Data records
--- Begin ---

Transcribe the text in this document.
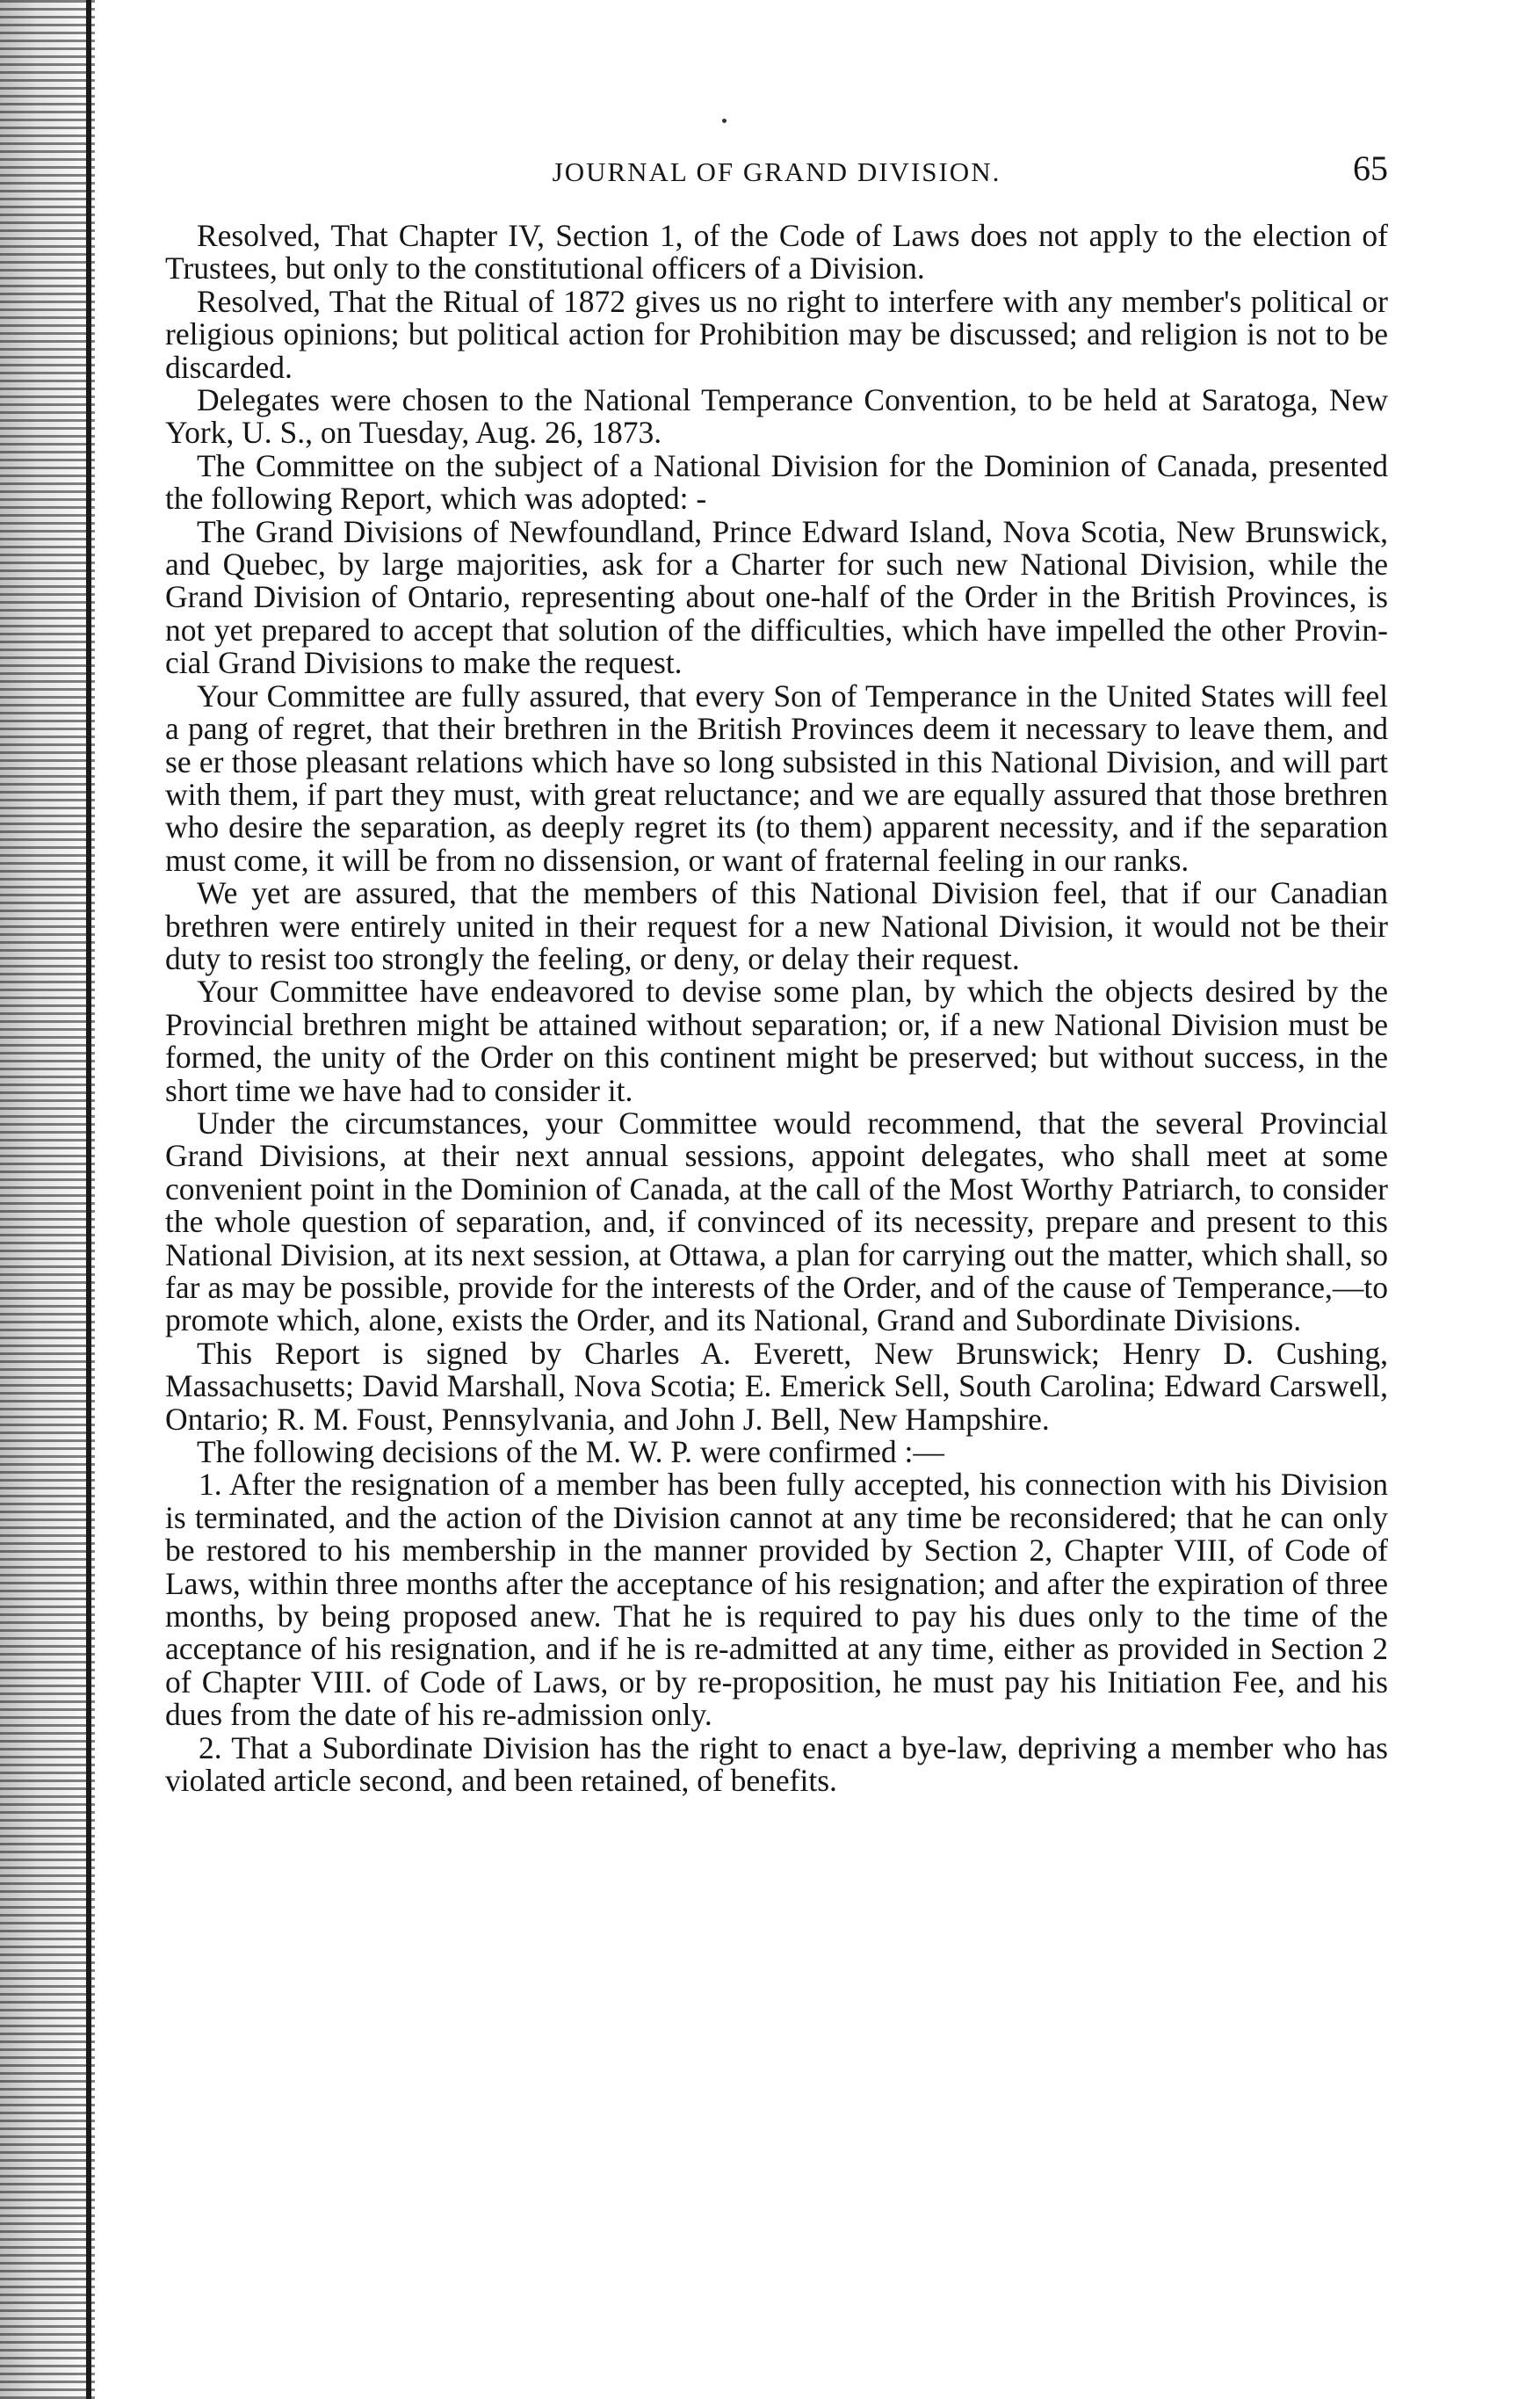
JOURNAL OF GRAND DIVISION.	65

Resolved, That Chapter IV, Section 1, of the Code of Laws does not apply to the election of Trustees, but only to the constitutional officers of a Division.

Resolved, That the Ritual of 1872 gives us no right to interfere with any member's political or religious opinions; but political action for Prohibition may be discussed; and religion is not to be discarded.

Delegates were chosen to the National Temperance Convention, to be held at Saratoga, New York, U. S., on Tuesday, Aug. 26, 1873.

The Committee on the subject of a National Division for the Dominion of Canada, presented the following Report, which was adopted: -

The Grand Divisions of Newfoundland, Prince Edward Island, Nova Scotia, New Brunswick, and Quebec, by large majorities, ask for a Charter for such new National Division, while the Grand Division of Ontario, representing about one-half of the Order in the British Provinces, is not yet prepared to accept that solution of the difficulties, which have impelled the other Provincial Grand Divisions to make the request.

Your Committee are fully assured, that every Son of Temperance in the United States will feel a pang of regret, that their brethren in the British Provinces deem it necessary to leave them, and se er those pleasant relations which have so long subsisted in this National Division, and will part with them, if part they must, with great reluctance; and we are equally assured that those brethren who desire the separation, as deeply regret its (to them) apparent necessity, and if the separation must come, it will be from no dissension, or want of fraternal feeling in our ranks.

We yet are assured, that the members of this National Division feel, that if our Canadian brethren were entirely united in their request for a new National Division, it would not be their duty to resist too strongly the feeling, or deny, or delay their request.

Your Committee have endeavored to devise some plan, by which the objects desired by the Provincial brethren might be attained without separation; or, if a new National Division must be formed, the unity of the Order on this continent might be preserved; but without success, in the short time we have had to consider it.

Under the circumstances, your Committee would recommend, that the several Provincial Grand Divisions, at their next annual sessions, appoint delegates, who shall meet at some convenient point in the Dominion of Canada, at the call of the Most Worthy Patriarch, to consider the whole question of separation, and, if convinced of its necessity, prepare and present to this National Division, at its next session, at Ottawa, a plan for carrying out the matter, which shall, so far as may be possible, provide for the interests of the Order, and of the cause of Temperance,—to promote which, alone, exists the Order, and its National, Grand and Subordinate Divisions.

This Report is signed by Charles A. Everett, New Brunswick; Henry D. Cushing, Massachusetts; David Marshall, Nova Scotia; E. Emerick Sell, South Carolina; Edward Carswell, Ontario; R. M. Foust, Pennsylvania, and John J. Bell, New Hampshire.

The following decisions of the M. W. P. were confirmed :—

1. After the resignation of a member has been fully accepted, his connection with his Division is terminated, and the action of the Division cannot at any time be reconsidered; that he can only be restored to his membership in the manner provided by Section 2, Chapter VIII, of Code of Laws, within three months after the acceptance of his resignation; and after the expiration of three months, by being proposed anew. That he is required to pay his dues only to the time of the acceptance of his resignation, and if he is re-admitted at any time, either as provided in Section 2 of Chapter VIII. of Code of Laws, or by re-proposition, he must pay his Initiation Fee, and his dues from the date of his re-admission only.

2. That a Subordinate Division has the right to enact a bye-law, depriving a member who has violated article second, and been retained, of benefits.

--- End ---

Stated task ▸
Collect every line from the records above that contains the word "following".

Correct result ▸
The Committee on the subject of a National Division for the Dominion of Canada, presented the following Report, which was adopted: -
The following decisions of the M. W. P. were confirmed :—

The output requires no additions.